ACTIVITIES
(a) Name every person mentioned in the course page on revitalizing Williamsburg.
(b) Carry the course page on revitalizing Williamsburg forward from its final sentence.

SUPPLIED PASSAGE
Start of Block

Skip to content

Revitalizing Williamsburg

We will start class by discussing the three part Bushwick Daily article “Are “White Bodies” Gentrifying Bushwick? A Look at Census Data” in order to take a closer look at the issues related to the use of data in making sense of trends within urban environments.

We will come back to this analysis of Bushwick later on in the course as it pertains to my dissertation work, but first we will continue our look at Williamsburg’s transformation. We watched part of Diego Echeverria’s Los Sures and will Juxtapose it to Su Friedrich’s Gut Renovation. Apart from animating various themes that Sharon Zukin discusses in Loft Living, the later film takes the artist’s perspective of seeking space in the urban sphere in order to live and pursue a creative career. The film shows in particularly good detail what Alanna Siegfried describes as “sweat equity” in her book Soho: A Guide from 1979, where artists, through their own efforts and that of friends, create viable housing and community out of abandoned commercial warehouses and dilapidated industrial era factories. In the process, artists like Friedrich created a community in Williamsburg much as artists did in Soho half a century earlier.

End of Block

(Stored data)
Start of Block

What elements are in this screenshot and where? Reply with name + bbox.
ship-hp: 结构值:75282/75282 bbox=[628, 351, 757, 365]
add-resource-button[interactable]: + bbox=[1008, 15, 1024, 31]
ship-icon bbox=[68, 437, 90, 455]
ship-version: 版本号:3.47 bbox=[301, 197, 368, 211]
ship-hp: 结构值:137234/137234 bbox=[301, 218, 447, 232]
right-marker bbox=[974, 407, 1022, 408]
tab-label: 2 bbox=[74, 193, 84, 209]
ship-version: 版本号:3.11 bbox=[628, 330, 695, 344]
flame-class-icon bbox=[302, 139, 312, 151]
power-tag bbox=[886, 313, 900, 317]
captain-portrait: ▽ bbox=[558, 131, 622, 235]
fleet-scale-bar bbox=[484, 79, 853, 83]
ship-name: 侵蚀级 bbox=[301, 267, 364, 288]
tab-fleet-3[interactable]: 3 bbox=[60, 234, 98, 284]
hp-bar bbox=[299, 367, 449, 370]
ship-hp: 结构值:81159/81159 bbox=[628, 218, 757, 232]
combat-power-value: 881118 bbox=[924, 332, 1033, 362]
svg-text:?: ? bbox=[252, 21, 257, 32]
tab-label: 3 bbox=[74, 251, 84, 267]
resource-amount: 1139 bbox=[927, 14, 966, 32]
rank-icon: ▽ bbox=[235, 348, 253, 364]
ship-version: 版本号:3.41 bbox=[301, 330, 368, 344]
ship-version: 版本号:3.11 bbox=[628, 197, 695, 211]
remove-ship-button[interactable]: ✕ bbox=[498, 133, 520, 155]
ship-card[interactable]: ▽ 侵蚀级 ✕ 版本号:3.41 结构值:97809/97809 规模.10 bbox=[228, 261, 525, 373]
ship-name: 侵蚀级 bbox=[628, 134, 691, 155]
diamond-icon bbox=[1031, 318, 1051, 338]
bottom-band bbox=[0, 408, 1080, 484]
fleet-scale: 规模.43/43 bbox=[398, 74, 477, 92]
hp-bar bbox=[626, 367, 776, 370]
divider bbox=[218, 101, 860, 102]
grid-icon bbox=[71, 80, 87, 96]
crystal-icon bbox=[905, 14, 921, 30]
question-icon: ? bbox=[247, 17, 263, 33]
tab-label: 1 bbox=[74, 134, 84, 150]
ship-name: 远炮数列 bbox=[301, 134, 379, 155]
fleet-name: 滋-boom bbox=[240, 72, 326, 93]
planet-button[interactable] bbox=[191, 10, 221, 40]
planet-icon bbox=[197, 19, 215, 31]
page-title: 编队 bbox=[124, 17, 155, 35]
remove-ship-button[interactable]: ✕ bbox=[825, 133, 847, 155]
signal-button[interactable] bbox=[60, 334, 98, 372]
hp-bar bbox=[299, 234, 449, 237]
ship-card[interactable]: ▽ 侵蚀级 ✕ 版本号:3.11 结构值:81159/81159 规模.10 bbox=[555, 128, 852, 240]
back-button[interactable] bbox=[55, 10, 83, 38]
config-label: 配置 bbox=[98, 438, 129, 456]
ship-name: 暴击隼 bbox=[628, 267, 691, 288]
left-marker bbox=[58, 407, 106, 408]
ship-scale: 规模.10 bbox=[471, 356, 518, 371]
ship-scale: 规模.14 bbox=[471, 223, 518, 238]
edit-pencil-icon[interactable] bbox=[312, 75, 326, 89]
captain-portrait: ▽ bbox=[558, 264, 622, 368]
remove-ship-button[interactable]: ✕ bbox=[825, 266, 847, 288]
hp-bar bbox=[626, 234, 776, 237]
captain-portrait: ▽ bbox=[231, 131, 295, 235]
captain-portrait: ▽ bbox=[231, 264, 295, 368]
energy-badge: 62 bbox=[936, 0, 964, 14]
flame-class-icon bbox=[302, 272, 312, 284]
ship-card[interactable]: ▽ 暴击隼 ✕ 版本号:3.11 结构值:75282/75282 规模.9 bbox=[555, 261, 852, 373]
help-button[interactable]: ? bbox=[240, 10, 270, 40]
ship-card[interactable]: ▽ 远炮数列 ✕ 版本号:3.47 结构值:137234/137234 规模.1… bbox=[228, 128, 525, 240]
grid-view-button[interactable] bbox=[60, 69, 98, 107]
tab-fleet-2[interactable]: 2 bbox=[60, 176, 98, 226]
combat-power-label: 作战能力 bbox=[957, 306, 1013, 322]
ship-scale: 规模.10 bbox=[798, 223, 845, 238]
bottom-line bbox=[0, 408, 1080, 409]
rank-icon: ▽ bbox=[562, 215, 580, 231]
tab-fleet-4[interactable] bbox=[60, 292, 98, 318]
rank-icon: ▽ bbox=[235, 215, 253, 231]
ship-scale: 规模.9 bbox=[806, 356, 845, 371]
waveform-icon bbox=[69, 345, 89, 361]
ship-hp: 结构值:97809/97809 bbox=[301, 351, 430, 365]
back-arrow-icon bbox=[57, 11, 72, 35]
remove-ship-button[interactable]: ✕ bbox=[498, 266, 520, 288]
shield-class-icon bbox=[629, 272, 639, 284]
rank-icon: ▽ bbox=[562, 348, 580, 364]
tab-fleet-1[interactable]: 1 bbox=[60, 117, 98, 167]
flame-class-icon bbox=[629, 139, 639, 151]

End of Block

PER-TASK ANSWERS
(a) Diego Echeverria, Su Friedrich, Sharon Zukin, Alanna Siegfried

(b)
Oddly though, and in the lamenting the ensuing gentrification that occurs in Williamsburg forcing artists like Friedrich to leave the neighborhood altogether, the film largely ignores the version of the neighborhood intimately depicted in Los Sures, even though it takes place in the very same neighborhood and just before era Friedrich depicts in Gut Renovation. Why is that? And what is the relationship between artists and the communities they cluster in? How do artists factor into the “revitalization” or “renewal” of those neighborhoods?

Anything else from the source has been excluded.